╭─ DATA SHOWN

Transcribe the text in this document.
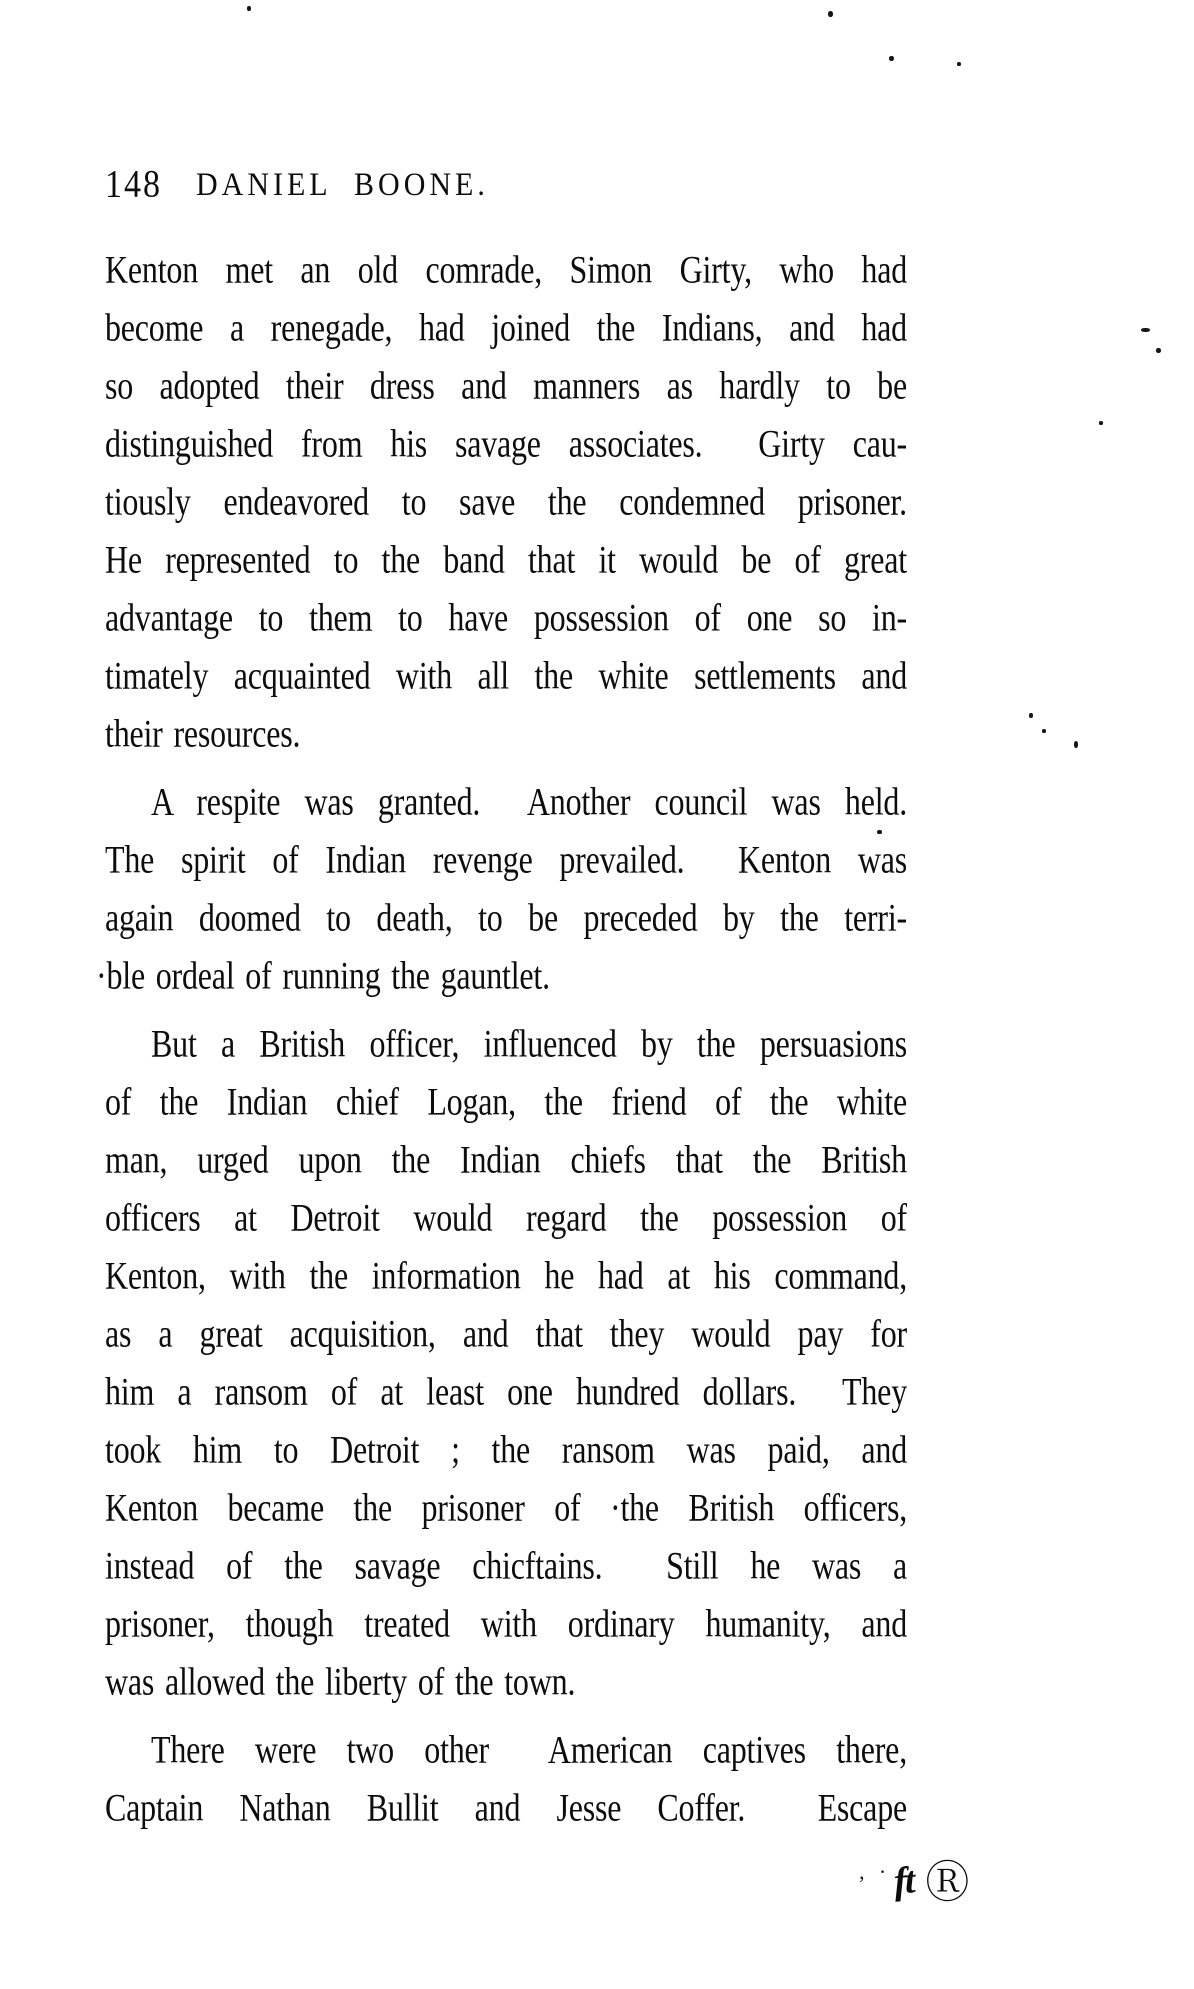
148 DANIEL BOONE.
Kenton met an old comrade, Simon Girty, who had
become a renegade, had joined the Indians, and had
so adopted their dress and manners as hardly to be
distinguished from his savage associates.  Girty cau-
tiously endeavored to save the condemned prisoner.
He represented to the band that it would be of great
advantage to them to have possession of one so in-
timately acquainted with all the white settlements and
their resources.
A respite was granted.  Another council was held.
The spirit of Indian revenge prevailed.  Kenton was
again doomed to death, to be preceded by the terri-
·ble ordeal of running the gauntlet.
But a British officer, influenced by the persuasions
of the Indian chief Logan, the friend of the white
man, urged upon the Indian chiefs that the British
officers at Detroit would regard the possession of
Kenton, with the information he had at his command,
as a great acquisition, and that they would pay for
him a ransom of at least one hundred dollars.  They
took him to Detroit ; the ransom was paid, and
Kenton became the prisoner of ·the British officers,
instead of the savage chicftains.  Still he was a
prisoner, though treated with ordinary humanity, and
was allowed the liberty of the town.
There were two other  American captives there,
Captain Nathan Bullit and Jesse Coffer.  Escape
‚ ·ft Ⓡ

╰─

» REQUIREMENT
Copy out every line of the listing that contains the string "with".

» EXERCISE RESPONSE
timately acquainted with all the white settlements and
Kenton, with the information he had at his command,
prisoner, though treated with ordinary humanity, and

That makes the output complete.